Return every entry exactly as written.
## begin Supplied entries
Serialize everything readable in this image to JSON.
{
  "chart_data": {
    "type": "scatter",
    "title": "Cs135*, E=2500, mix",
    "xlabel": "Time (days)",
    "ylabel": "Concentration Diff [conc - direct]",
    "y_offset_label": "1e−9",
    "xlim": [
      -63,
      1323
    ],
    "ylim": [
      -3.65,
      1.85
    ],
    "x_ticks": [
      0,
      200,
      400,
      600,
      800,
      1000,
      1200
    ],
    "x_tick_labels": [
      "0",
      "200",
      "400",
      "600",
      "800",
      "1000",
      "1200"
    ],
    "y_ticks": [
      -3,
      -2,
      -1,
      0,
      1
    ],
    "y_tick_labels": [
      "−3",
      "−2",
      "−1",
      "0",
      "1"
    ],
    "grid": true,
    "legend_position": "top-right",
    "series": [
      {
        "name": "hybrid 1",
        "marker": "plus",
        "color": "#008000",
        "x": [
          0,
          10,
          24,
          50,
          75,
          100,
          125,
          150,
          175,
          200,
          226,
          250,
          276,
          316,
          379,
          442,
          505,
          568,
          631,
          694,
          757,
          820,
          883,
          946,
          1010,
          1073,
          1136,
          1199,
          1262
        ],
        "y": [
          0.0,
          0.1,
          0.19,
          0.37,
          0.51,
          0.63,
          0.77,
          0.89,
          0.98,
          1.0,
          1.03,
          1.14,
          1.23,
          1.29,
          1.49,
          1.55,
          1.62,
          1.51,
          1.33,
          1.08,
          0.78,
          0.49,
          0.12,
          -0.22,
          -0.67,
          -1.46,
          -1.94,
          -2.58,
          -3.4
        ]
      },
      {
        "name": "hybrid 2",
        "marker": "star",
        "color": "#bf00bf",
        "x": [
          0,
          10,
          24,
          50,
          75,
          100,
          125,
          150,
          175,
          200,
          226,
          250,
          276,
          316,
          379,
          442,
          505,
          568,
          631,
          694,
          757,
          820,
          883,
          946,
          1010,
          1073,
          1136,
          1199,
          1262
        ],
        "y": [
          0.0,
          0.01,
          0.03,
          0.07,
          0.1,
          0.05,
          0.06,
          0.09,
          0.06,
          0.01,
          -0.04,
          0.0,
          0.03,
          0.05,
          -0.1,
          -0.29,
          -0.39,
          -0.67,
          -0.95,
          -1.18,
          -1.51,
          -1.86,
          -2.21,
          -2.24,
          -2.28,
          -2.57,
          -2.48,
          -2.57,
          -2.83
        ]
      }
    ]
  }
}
## end Supplied entries
Result of this task:
Serialize everything readable in this image to JSON.
{
  "chart_data": {
    "type": "scatter",
    "title": "Cs135*, E=2500, mix",
    "xlabel": "Time (days)",
    "ylabel": "Concentration Diff [conc - direct]",
    "y_offset_label": "1e−9",
    "xlim": [
      -63,
      1323
    ],
    "ylim": [
      -3.65,
      1.85
    ],
    "x_ticks": [
      0,
      200,
      400,
      600,
      800,
      1000,
      1200
    ],
    "x_tick_labels": [
      "0",
      "200",
      "400",
      "600",
      "800",
      "1000",
      "1200"
    ],
    "y_ticks": [
      -3,
      -2,
      -1,
      0,
      1
    ],
    "y_tick_labels": [
      "−3",
      "−2",
      "−1",
      "0",
      "1"
    ],
    "grid": true,
    "legend_position": "top-right",
    "series": [
      {
        "name": "hybrid 1",
        "marker": "plus",
        "color": "#008000",
        "x": [
          0,
          10,
          24,
          50,
          75,
          100,
          125,
          150,
          175,
          200,
          226,
          250,
          276,
          316,
          379,
          442,
          505,
          568,
          631,
          694,
          757,
          820,
          883,
          946,
          1010,
          1073,
          1136,
          1199,
          1262
        ],
        "y": [
          0.0,
          0.1,
          0.19,
          0.37,
          0.51,
          0.63,
          0.77,
          0.89,
          0.98,
          1.0,
          1.03,
          1.14,
          1.23,
          1.29,
          1.49,
          1.55,
          1.62,
          1.51,
          1.33,
          1.08,
          0.78,
          0.49,
          0.12,
          -0.22,
          -0.67,
          -1.46,
          -1.94,
          -2.58,
          -3.4
        ]
      },
      {
        "name": "hybrid 2",
        "marker": "star",
        "color": "#bf00bf",
        "x": [
          0,
          10,
          24,
          50,
          75,
          100,
          125,
          150,
          175,
          200,
          226,
          250,
          276,
          316,
          379,
          442,
          505,
          568,
          631,
          694,
          757,
          820,
          883,
          946,
          1010,
          1073,
          1136,
          1199,
          1262
        ],
        "y": [
          0.0,
          0.01,
          0.03,
          0.07,
          0.1,
          0.05,
          0.06,
          0.09,
          0.06,
          0.01,
          -0.04,
          0.0,
          0.03,
          0.05,
          -0.1,
          -0.29,
          -0.39,
          -0.67,
          -0.95,
          -1.18,
          -1.51,
          -1.86,
          -2.21,
          -2.24,
          -2.28,
          -2.57,
          -2.48,
          -2.57,
          -2.83
        ]
      }
    ]
  }
}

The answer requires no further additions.